## Document extract
__________________________________________________

The executable file embedded in the documents extracts two malicious files from itself, updater.mod and glue30.dll. The updater.mod module is implemented as a dynamic-link library and acts as an orchestrator, researchers said: Providing communication with command-and-control (C2) servers (mostly based on cloud storage at mydrive.ch); providing the malware integrity and a persistence mechanism (by placing a link file into the startup folder, ensuring malware execution after a reboot); and managing other malware modules.
Each campaign analyzed in the 2017 group of attacks was customized to the target.
“For every victim, the operators created a new account and uploaded additional malware modules and a configuration file with commands to execute it,” according to the Kaspersky analysis. “Once executed, the updater.mod module connected to the C2 and…downloaded additional malware modules.”
The chief baddie of the framework is the dfrgntfs5.sqt module, which has deep functionality as a full-service spy tool.
dfrgntfs5.sqt injects a shellcode into Internet Explorer that establishes a direct connection with the C2, downloads additional code and then executes it. It can take screenshots, collect full system info and a wide range of reconnaissance data about the local network, brute-force specific IP ranges with username and password combos, obtain file lists and exfiltrate specific files to the C2.
It also collects and decrypts credentials from Outlook Express, Outlook, Internet Explorer, Windows Mail and Windows Live Mail, Windows Live Messenger, and also Internet Cache; checks to see if any proxy credentials are valid; and can provide basic MITM functionality.
Aside from dfrgntfs5.sqt, glue30.dll is another interesting module, which provides keylogging functionality.
“The updater.mod module uses the Win API function SetWindowsHookExW to install hooks for the keyboard and to inject glue30.dll into processes that get keyboard input,” researchers wrote. “After that, glue30.dll loads and begins intercepting input in the context of each hooked process.”
The msvcrt58.sqt module meanwhile vacuums up email conversations and victims’ credentials from Microsoft Outlook, WinMail, Eudora and others. It simply intercepts and parses unencrypted POP3 traffic, and sends the result to the main module (updater.mod) for uploading to the C2.

__________________________________________________

## Data supplied
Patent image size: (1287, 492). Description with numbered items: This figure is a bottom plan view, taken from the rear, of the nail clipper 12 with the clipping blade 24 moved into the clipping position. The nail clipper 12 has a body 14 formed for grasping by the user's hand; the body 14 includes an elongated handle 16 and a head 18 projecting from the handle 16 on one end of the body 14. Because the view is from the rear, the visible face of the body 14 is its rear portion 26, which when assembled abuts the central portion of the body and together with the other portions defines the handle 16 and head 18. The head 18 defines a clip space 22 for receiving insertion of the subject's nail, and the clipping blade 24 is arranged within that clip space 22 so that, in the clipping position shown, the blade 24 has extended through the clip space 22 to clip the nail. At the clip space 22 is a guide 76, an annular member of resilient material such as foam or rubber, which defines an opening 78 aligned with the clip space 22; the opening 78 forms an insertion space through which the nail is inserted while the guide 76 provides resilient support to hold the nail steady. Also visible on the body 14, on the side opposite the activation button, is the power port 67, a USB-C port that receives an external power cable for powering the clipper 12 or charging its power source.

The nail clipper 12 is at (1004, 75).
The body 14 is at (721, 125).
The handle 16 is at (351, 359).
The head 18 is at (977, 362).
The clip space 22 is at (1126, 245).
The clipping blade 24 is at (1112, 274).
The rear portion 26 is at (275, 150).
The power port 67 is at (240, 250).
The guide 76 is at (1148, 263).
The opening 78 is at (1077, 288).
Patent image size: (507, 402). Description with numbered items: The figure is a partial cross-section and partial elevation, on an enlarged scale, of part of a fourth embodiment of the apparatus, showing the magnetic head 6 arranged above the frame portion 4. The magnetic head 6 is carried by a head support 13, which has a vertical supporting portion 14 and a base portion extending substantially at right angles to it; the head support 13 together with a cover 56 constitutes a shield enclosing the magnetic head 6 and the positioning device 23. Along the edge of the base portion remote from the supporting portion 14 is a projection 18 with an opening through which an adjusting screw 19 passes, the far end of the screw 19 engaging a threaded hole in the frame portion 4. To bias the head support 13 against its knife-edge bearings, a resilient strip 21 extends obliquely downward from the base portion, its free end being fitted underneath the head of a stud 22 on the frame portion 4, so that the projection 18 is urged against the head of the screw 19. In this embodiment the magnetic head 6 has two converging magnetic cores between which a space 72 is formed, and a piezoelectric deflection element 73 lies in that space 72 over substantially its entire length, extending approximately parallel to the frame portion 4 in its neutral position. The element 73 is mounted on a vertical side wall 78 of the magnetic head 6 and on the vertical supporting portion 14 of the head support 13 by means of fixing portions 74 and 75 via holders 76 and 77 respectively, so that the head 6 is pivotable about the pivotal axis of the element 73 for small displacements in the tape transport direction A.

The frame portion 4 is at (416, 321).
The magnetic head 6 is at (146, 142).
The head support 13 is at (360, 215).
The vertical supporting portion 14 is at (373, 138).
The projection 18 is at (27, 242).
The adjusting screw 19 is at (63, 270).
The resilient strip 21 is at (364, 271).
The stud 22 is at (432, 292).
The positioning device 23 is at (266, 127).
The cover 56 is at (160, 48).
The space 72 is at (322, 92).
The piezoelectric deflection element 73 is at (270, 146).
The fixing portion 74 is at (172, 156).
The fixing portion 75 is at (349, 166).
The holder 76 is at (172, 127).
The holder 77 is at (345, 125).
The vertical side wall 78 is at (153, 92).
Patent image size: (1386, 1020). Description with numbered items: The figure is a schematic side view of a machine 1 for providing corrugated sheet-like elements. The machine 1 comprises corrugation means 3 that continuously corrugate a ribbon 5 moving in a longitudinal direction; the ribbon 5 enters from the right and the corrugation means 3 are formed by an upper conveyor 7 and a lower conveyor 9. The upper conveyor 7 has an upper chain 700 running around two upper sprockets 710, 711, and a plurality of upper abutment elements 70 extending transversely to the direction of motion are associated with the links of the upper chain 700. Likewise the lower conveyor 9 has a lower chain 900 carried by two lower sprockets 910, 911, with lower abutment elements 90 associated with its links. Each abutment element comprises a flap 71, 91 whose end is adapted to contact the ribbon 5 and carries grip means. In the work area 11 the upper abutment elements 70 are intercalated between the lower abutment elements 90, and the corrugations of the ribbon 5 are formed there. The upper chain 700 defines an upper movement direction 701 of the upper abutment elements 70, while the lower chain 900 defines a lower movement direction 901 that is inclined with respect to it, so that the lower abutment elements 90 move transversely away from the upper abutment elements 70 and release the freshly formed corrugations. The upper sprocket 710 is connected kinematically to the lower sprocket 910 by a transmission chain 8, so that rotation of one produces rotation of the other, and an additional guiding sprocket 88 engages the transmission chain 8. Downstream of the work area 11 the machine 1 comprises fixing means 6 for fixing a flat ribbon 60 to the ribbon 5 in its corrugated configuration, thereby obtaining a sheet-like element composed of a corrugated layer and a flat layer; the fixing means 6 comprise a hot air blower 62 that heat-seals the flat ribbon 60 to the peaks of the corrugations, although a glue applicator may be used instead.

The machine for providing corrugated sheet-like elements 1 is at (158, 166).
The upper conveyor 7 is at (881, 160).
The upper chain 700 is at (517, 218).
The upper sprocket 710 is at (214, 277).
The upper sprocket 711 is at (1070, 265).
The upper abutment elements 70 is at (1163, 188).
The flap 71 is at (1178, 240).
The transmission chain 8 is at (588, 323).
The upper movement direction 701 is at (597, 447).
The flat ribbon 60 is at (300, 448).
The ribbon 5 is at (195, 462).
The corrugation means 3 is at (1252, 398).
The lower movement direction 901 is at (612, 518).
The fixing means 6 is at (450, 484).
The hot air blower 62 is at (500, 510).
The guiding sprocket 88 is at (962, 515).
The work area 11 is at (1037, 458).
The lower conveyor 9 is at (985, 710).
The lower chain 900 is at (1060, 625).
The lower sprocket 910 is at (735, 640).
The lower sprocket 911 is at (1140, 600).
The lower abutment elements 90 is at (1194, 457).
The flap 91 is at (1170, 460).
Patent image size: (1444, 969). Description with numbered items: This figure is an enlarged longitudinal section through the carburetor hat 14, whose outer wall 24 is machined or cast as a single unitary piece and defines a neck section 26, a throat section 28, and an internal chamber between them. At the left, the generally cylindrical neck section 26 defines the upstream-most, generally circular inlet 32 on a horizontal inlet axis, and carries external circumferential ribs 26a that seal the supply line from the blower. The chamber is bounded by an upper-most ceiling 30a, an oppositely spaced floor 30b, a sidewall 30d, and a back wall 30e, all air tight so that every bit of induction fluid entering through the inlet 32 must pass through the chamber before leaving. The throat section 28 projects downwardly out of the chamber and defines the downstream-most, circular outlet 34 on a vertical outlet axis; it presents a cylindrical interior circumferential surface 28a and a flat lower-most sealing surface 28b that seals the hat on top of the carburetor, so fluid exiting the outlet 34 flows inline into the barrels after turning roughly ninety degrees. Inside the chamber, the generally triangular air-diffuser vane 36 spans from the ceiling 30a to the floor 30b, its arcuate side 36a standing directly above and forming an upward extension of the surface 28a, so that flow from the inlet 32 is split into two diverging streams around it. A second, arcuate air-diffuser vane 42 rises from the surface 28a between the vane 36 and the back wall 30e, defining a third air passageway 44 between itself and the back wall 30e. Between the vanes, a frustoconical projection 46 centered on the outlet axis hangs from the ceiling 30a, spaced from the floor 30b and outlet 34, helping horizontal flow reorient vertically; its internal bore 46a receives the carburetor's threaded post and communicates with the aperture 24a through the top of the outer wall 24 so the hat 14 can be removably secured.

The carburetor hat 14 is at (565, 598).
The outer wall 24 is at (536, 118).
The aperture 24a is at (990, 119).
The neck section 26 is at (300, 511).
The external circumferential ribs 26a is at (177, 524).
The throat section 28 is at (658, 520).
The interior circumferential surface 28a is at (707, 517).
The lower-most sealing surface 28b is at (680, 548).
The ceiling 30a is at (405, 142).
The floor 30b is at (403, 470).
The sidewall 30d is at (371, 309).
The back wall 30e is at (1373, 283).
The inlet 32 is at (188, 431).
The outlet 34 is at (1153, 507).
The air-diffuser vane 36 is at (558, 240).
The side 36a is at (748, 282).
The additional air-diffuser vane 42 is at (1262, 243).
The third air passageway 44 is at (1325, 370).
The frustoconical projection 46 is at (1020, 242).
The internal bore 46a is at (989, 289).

__________________________________________________

## Exercise set
a: In the malware analysis, which module provides keylogging functionality?
b: Rewrite the paragraph of the malware analysis that begins "dfrgntfs5.sqt injects a shellcode" as a bulleted list, keeping its main facts.
c: Transcribe the passage of the malware analysis that begins at the words "The executable file" and stops after "other malware modules.".

## Answers given
a: The glue30.dll module.

b:
dfrgntfs5.sqt:
- injects shellcode into Internet Explorer that connects directly to the C2, downloads additional code and executes it
- takes screenshots
- collects full system info and a wide range of reconnaissance data about the local network
- brute-forces specific IP ranges with username and password combos
- obtains file lists and exfiltrates specific files to the C2

c:
The executable file embedded in the documents extracts two malicious files from itself, updater.mod and glue30.dll. The updater.mod module is implemented as a dynamic-link library and acts as an orchestrator, researchers said: Providing communication with command-and-control (C2) servers (mostly based on cloud storage at mydrive.ch); providing the malware integrity and a persistence mechanism (by placing a link file into the startup folder, ensuring malware execution after a reboot); and managing other malware modules.